▶ _Requirements_: For every line in the data below that contains "fits", copy the line.

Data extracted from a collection
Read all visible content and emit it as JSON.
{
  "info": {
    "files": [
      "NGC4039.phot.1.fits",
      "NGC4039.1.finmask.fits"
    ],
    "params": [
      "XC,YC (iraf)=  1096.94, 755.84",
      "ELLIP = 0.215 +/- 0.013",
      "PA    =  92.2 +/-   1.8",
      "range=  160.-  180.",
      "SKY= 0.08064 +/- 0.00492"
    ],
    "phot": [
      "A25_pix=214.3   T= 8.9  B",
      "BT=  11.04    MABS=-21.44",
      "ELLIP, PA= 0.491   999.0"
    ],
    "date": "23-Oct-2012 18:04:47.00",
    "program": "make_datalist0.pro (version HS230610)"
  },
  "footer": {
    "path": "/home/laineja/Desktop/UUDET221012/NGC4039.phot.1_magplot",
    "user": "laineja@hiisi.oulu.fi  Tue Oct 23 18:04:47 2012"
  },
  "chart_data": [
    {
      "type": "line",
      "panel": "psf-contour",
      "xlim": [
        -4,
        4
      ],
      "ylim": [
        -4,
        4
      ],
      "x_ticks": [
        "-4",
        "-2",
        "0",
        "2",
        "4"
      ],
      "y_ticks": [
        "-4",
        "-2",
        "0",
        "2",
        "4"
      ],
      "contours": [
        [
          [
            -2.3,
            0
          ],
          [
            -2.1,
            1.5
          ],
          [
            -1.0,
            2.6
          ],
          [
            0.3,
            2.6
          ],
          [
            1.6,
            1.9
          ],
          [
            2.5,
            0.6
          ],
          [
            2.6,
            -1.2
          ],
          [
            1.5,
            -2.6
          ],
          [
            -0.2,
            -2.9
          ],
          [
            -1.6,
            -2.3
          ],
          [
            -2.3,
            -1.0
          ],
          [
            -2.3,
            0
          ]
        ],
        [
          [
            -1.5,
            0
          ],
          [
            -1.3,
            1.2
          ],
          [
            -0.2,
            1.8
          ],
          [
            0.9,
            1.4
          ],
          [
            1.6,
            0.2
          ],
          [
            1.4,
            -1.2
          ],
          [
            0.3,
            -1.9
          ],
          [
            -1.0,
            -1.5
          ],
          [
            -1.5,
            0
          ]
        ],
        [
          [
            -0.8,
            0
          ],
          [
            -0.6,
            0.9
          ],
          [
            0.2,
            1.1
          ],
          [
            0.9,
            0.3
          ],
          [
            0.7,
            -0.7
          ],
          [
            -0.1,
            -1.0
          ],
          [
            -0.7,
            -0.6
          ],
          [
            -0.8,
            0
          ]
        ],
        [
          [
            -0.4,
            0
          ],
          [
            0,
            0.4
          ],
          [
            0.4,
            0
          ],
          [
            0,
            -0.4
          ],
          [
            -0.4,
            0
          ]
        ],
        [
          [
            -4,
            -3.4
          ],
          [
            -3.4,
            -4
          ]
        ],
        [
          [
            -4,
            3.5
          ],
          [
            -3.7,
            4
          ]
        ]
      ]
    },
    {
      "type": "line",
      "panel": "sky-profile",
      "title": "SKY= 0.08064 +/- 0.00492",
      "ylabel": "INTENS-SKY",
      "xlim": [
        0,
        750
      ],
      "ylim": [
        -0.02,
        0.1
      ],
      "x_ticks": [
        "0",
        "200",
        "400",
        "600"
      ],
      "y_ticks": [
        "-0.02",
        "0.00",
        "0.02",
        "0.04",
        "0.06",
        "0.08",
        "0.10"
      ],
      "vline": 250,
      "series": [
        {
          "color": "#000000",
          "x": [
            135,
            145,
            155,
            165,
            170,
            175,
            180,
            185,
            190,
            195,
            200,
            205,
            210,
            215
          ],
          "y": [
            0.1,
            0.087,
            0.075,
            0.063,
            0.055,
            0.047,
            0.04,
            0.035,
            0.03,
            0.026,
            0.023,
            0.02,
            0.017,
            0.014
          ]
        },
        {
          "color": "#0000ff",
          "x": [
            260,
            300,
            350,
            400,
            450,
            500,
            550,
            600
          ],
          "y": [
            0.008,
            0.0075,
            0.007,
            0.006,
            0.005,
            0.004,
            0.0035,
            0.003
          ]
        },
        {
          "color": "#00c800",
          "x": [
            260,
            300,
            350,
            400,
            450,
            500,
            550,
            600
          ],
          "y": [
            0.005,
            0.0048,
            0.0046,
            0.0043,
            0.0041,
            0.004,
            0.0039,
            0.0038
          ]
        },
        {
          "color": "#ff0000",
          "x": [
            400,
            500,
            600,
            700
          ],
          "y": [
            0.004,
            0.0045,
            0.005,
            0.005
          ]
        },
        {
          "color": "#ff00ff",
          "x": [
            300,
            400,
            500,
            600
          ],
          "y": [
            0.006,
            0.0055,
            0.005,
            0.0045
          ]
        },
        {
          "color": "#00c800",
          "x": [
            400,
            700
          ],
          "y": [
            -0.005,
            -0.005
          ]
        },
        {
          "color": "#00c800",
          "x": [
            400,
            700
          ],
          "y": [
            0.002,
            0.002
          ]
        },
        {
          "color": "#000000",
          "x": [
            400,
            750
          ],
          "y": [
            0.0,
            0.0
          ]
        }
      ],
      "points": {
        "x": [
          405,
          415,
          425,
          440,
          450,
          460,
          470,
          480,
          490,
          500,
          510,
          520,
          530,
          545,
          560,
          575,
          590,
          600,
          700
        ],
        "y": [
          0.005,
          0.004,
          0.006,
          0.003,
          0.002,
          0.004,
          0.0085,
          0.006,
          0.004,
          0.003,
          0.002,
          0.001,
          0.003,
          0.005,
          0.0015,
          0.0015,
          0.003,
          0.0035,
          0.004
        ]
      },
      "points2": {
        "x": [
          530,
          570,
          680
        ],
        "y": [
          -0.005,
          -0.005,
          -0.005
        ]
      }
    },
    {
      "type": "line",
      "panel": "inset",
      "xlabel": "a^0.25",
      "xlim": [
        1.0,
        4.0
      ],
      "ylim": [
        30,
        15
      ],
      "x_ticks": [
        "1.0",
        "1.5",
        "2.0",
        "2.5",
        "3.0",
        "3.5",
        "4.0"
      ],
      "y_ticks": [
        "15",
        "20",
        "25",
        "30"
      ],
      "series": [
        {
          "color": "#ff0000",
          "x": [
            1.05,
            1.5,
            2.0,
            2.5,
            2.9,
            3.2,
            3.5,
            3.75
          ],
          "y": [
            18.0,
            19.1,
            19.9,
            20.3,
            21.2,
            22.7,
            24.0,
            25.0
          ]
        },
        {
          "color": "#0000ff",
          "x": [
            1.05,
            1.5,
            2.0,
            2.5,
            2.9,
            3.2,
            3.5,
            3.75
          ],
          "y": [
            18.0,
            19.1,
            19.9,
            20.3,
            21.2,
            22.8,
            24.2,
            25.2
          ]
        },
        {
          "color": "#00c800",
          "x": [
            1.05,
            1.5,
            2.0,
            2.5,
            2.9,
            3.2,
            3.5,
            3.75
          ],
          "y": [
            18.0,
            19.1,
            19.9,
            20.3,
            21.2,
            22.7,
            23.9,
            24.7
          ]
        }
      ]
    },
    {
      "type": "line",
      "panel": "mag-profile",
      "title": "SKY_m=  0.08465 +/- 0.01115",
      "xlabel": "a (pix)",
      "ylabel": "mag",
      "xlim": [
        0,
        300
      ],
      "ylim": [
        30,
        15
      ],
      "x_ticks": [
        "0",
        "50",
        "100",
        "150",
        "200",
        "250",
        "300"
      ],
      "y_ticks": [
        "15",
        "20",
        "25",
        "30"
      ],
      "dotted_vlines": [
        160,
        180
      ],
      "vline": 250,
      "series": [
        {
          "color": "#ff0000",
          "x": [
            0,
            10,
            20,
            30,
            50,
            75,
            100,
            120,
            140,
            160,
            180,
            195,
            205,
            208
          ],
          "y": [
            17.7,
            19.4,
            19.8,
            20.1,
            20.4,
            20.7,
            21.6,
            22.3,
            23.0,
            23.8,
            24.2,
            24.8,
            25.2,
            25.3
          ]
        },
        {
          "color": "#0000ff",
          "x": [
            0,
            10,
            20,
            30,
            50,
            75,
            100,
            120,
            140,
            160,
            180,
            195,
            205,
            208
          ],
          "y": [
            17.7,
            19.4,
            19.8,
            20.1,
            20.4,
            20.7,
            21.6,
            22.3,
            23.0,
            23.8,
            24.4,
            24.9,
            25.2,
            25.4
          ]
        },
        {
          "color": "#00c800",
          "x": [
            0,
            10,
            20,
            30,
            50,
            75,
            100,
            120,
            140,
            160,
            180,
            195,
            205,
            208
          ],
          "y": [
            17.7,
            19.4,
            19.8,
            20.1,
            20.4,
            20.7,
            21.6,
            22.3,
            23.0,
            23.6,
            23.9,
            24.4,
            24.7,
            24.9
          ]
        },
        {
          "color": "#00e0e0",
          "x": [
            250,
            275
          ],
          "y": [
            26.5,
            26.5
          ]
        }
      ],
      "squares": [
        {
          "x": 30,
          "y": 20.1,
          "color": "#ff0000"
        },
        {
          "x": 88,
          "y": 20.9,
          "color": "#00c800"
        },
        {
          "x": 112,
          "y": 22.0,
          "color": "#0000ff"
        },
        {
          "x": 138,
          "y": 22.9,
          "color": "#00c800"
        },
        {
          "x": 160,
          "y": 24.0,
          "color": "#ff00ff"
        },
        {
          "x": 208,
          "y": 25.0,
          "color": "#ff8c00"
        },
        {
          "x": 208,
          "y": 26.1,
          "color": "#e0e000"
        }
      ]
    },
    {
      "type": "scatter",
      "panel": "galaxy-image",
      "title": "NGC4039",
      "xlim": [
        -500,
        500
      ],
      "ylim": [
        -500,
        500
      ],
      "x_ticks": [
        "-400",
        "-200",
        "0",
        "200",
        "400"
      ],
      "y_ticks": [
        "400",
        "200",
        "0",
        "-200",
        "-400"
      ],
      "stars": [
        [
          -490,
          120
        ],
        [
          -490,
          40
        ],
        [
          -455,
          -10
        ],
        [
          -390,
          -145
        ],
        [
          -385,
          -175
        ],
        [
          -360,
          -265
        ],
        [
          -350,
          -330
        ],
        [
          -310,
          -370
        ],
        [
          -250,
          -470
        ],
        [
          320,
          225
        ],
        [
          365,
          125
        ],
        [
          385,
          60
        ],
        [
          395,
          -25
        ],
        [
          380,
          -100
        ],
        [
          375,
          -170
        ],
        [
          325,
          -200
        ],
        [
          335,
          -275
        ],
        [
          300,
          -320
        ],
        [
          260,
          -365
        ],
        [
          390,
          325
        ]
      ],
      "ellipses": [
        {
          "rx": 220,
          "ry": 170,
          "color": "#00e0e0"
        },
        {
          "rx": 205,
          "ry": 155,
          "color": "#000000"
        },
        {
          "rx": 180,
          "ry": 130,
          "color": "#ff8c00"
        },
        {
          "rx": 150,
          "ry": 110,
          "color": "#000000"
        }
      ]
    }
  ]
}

▶ _Solution to this problem_:
      "NGC4039.phot.1.fits",
      "NGC4039.1.finmask.fits"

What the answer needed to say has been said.